#### Set exercise:
Write out the listing beneath this instruction in its entirety, exactly as it reads.
┌─ Task input
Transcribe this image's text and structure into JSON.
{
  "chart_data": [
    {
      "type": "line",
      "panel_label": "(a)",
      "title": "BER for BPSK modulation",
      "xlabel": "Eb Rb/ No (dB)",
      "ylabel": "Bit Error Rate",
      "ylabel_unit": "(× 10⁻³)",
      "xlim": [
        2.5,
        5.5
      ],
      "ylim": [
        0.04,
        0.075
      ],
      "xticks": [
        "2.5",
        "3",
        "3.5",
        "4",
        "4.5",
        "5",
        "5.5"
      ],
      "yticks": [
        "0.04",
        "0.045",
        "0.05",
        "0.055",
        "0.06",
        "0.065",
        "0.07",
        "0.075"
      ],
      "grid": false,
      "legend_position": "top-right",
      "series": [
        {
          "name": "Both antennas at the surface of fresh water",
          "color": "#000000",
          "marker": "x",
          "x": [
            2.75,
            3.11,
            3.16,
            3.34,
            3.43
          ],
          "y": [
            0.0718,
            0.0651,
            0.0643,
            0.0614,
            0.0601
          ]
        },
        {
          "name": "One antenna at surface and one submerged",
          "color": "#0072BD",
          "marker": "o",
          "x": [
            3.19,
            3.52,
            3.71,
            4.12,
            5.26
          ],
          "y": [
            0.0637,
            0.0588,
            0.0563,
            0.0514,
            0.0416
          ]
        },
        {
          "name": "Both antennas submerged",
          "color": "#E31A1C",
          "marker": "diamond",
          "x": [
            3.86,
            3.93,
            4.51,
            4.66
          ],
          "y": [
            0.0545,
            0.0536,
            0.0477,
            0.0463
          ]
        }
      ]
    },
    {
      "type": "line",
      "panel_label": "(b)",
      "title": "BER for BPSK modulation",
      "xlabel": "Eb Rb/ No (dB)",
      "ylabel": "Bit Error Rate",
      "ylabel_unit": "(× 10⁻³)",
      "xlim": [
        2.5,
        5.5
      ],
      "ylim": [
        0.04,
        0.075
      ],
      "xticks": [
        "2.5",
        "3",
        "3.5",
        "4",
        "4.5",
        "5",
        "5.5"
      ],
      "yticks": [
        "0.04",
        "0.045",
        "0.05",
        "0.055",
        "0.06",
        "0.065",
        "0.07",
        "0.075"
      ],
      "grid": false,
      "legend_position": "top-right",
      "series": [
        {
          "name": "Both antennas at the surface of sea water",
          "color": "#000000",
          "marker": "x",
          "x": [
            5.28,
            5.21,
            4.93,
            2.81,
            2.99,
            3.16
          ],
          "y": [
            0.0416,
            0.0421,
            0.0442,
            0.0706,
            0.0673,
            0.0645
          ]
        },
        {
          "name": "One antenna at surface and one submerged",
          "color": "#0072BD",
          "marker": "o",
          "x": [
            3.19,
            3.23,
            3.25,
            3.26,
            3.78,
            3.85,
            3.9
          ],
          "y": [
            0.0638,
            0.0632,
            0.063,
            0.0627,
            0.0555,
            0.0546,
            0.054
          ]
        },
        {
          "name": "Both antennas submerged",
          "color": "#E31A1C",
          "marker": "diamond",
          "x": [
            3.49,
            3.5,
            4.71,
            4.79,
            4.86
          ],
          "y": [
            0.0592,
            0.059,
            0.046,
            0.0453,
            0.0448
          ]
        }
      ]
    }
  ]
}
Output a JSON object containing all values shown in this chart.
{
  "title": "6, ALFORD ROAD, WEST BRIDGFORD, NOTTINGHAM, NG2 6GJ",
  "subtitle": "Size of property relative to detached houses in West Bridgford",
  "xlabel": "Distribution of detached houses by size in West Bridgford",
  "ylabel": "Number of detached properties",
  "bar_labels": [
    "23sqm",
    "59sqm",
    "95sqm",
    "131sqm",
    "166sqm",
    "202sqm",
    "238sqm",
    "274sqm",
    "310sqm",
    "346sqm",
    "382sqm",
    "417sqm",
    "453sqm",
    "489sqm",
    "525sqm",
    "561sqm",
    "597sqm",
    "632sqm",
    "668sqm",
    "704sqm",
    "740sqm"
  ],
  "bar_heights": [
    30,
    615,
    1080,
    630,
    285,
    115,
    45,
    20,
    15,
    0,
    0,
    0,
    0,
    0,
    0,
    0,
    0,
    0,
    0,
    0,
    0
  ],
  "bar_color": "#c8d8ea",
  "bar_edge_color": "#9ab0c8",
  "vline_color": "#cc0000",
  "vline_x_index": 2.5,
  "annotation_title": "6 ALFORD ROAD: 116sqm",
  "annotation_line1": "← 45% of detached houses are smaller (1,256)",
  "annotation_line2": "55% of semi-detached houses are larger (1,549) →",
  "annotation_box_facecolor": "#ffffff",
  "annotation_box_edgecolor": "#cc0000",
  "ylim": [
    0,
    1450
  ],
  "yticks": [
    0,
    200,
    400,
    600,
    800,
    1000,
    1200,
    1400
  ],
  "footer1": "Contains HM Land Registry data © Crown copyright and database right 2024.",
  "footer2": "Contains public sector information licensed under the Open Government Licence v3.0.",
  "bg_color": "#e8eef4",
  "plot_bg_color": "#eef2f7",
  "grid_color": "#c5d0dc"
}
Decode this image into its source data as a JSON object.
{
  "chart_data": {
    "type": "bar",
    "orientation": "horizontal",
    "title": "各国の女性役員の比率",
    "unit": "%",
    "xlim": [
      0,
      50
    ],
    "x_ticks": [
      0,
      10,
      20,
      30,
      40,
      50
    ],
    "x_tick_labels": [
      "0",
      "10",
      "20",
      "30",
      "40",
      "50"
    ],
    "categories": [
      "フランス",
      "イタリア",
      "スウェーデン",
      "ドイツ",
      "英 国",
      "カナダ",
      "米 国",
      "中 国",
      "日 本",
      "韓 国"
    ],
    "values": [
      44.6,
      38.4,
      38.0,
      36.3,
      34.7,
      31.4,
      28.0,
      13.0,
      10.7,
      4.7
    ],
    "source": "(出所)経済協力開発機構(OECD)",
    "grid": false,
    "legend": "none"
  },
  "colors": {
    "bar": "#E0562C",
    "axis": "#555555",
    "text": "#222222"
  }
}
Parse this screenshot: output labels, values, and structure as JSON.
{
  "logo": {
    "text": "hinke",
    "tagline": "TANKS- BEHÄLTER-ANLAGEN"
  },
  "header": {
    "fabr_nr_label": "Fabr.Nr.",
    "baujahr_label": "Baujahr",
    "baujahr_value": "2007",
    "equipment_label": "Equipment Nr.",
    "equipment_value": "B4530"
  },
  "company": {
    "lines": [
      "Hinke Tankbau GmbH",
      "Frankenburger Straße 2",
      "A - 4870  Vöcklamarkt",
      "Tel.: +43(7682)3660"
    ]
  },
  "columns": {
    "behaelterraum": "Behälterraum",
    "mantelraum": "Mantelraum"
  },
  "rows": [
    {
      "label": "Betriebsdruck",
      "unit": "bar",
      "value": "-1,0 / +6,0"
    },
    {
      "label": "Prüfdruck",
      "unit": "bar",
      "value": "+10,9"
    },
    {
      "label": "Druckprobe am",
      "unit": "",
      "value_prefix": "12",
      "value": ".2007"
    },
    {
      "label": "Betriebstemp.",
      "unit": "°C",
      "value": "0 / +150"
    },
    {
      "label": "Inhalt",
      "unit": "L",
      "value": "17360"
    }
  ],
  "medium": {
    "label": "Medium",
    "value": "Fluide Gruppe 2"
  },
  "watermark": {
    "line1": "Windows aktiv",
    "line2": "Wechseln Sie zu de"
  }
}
└─
#### Answer for this exercise:
Transcribe this image's text and structure into JSON.
{
  "chart_data": [
    {
      "type": "line",
      "panel_label": "(a)",
      "title": "BER for BPSK modulation",
      "xlabel": "Eb Rb/ No (dB)",
      "ylabel": "Bit Error Rate",
      "ylabel_unit": "(× 10⁻³)",
      "xlim": [
        2.5,
        5.5
      ],
      "ylim": [
        0.04,
        0.075
      ],
      "xticks": [
        "2.5",
        "3",
        "3.5",
        "4",
        "4.5",
        "5",
        "5.5"
      ],
      "yticks": [
        "0.04",
        "0.045",
        "0.05",
        "0.055",
        "0.06",
        "0.065",
        "0.07",
        "0.075"
      ],
      "grid": false,
      "legend_position": "top-right",
      "series": [
        {
          "name": "Both antennas at the surface of fresh water",
          "color": "#000000",
          "marker": "x",
          "x": [
            2.75,
            3.11,
            3.16,
            3.34,
            3.43
          ],
          "y": [
            0.0718,
            0.0651,
            0.0643,
            0.0614,
            0.0601
          ]
        },
        {
          "name": "One antenna at surface and one submerged",
          "color": "#0072BD",
          "marker": "o",
          "x": [
            3.19,
            3.52,
            3.71,
            4.12,
            5.26
          ],
          "y": [
            0.0637,
            0.0588,
            0.0563,
            0.0514,
            0.0416
          ]
        },
        {
          "name": "Both antennas submerged",
          "color": "#E31A1C",
          "marker": "diamond",
          "x": [
            3.86,
            3.93,
            4.51,
            4.66
          ],
          "y": [
            0.0545,
            0.0536,
            0.0477,
            0.0463
          ]
        }
      ]
    },
    {
      "type": "line",
      "panel_label": "(b)",
      "title": "BER for BPSK modulation",
      "xlabel": "Eb Rb/ No (dB)",
      "ylabel": "Bit Error Rate",
      "ylabel_unit": "(× 10⁻³)",
      "xlim": [
        2.5,
        5.5
      ],
      "ylim": [
        0.04,
        0.075
      ],
      "xticks": [
        "2.5",
        "3",
        "3.5",
        "4",
        "4.5",
        "5",
        "5.5"
      ],
      "yticks": [
        "0.04",
        "0.045",
        "0.05",
        "0.055",
        "0.06",
        "0.065",
        "0.07",
        "0.075"
      ],
      "grid": false,
      "legend_position": "top-right",
      "series": [
        {
          "name": "Both antennas at the surface of sea water",
          "color": "#000000",
          "marker": "x",
          "x": [
            5.28,
            5.21,
            4.93,
            2.81,
            2.99,
            3.16
          ],
          "y": [
            0.0416,
            0.0421,
            0.0442,
            0.0706,
            0.0673,
            0.0645
          ]
        },
        {
          "name": "One antenna at surface and one submerged",
          "color": "#0072BD",
          "marker": "o",
          "x": [
            3.19,
            3.23,
            3.25,
            3.26,
            3.78,
            3.85,
            3.9
          ],
          "y": [
            0.0638,
            0.0632,
            0.063,
            0.0627,
            0.0555,
            0.0546,
            0.054
          ]
        },
        {
          "name": "Both antennas submerged",
          "color": "#E31A1C",
          "marker": "diamond",
          "x": [
            3.49,
            3.5,
            4.71,
            4.79,
            4.86
          ],
          "y": [
            0.0592,
            0.059,
            0.046,
            0.0453,
            0.0448
          ]
        }
      ]
    }
  ]
}
Output a JSON object containing all values shown in this chart.
{
  "title": "6, ALFORD ROAD, WEST BRIDGFORD, NOTTINGHAM, NG2 6GJ",
  "subtitle": "Size of property relative to detached houses in West Bridgford",
  "xlabel": "Distribution of detached houses by size in West Bridgford",
  "ylabel": "Number of detached properties",
  "bar_labels": [
    "23sqm",
    "59sqm",
    "95sqm",
    "131sqm",
    "166sqm",
    "202sqm",
    "238sqm",
    "274sqm",
    "310sqm",
    "346sqm",
    "382sqm",
    "417sqm",
    "453sqm",
    "489sqm",
    "525sqm",
    "561sqm",
    "597sqm",
    "632sqm",
    "668sqm",
    "704sqm",
    "740sqm"
  ],
  "bar_heights": [
    30,
    615,
    1080,
    630,
    285,
    115,
    45,
    20,
    15,
    0,
    0,
    0,
    0,
    0,
    0,
    0,
    0,
    0,
    0,
    0,
    0
  ],
  "bar_color": "#c8d8ea",
  "bar_edge_color": "#9ab0c8",
  "vline_color": "#cc0000",
  "vline_x_index": 2.5,
  "annotation_title": "6 ALFORD ROAD: 116sqm",
  "annotation_line1": "← 45% of detached houses are smaller (1,256)",
  "annotation_line2": "55% of semi-detached houses are larger (1,549) →",
  "annotation_box_facecolor": "#ffffff",
  "annotation_box_edgecolor": "#cc0000",
  "ylim": [
    0,
    1450
  ],
  "yticks": [
    0,
    200,
    400,
    600,
    800,
    1000,
    1200,
    1400
  ],
  "footer1": "Contains HM Land Registry data © Crown copyright and database right 2024.",
  "footer2": "Contains public sector information licensed under the Open Government Licence v3.0.",
  "bg_color": "#e8eef4",
  "plot_bg_color": "#eef2f7",
  "grid_color": "#c5d0dc"
}
Decode this image into its source data as a JSON object.
{
  "chart_data": {
    "type": "bar",
    "orientation": "horizontal",
    "title": "各国の女性役員の比率",
    "unit": "%",
    "xlim": [
      0,
      50
    ],
    "x_ticks": [
      0,
      10,
      20,
      30,
      40,
      50
    ],
    "x_tick_labels": [
      "0",
      "10",
      "20",
      "30",
      "40",
      "50"
    ],
    "categories": [
      "フランス",
      "イタリア",
      "スウェーデン",
      "ドイツ",
      "英 国",
      "カナダ",
      "米 国",
      "中 国",
      "日 本",
      "韓 国"
    ],
    "values": [
      44.6,
      38.4,
      38.0,
      36.3,
      34.7,
      31.4,
      28.0,
      13.0,
      10.7,
      4.7
    ],
    "source": "(出所)経済協力開発機構(OECD)",
    "grid": false,
    "legend": "none"
  },
  "colors": {
    "bar": "#E0562C",
    "axis": "#555555",
    "text": "#222222"
  }
}
Parse this screenshot: output labels, values, and structure as JSON.
{
  "logo": {
    "text": "hinke",
    "tagline": "TANKS- BEHÄLTER-ANLAGEN"
  },
  "header": {
    "fabr_nr_label": "Fabr.Nr.",
    "baujahr_label": "Baujahr",
    "baujahr_value": "2007",
    "equipment_label": "Equipment Nr.",
    "equipment_value": "B4530"
  },
  "company": {
    "lines": [
      "Hinke Tankbau GmbH",
      "Frankenburger Straße 2",
      "A - 4870  Vöcklamarkt",
      "Tel.: +43(7682)3660"
    ]
  },
  "columns": {
    "behaelterraum": "Behälterraum",
    "mantelraum": "Mantelraum"
  },
  "rows": [
    {
      "label": "Betriebsdruck",
      "unit": "bar",
      "value": "-1,0 / +6,0"
    },
    {
      "label": "Prüfdruck",
      "unit": "bar",
      "value": "+10,9"
    },
    {
      "label": "Druckprobe am",
      "unit": "",
      "value_prefix": "12",
      "value": ".2007"
    },
    {
      "label": "Betriebstemp.",
      "unit": "°C",
      "value": "0 / +150"
    },
    {
      "label": "Inhalt",
      "unit": "L",
      "value": "17360"
    }
  ],
  "medium": {
    "label": "Medium",
    "value": "Fluide Gruppe 2"
  },
  "watermark": {
    "line1": "Windows aktiv",
    "line2": "Wechseln Sie zu de"
  }
}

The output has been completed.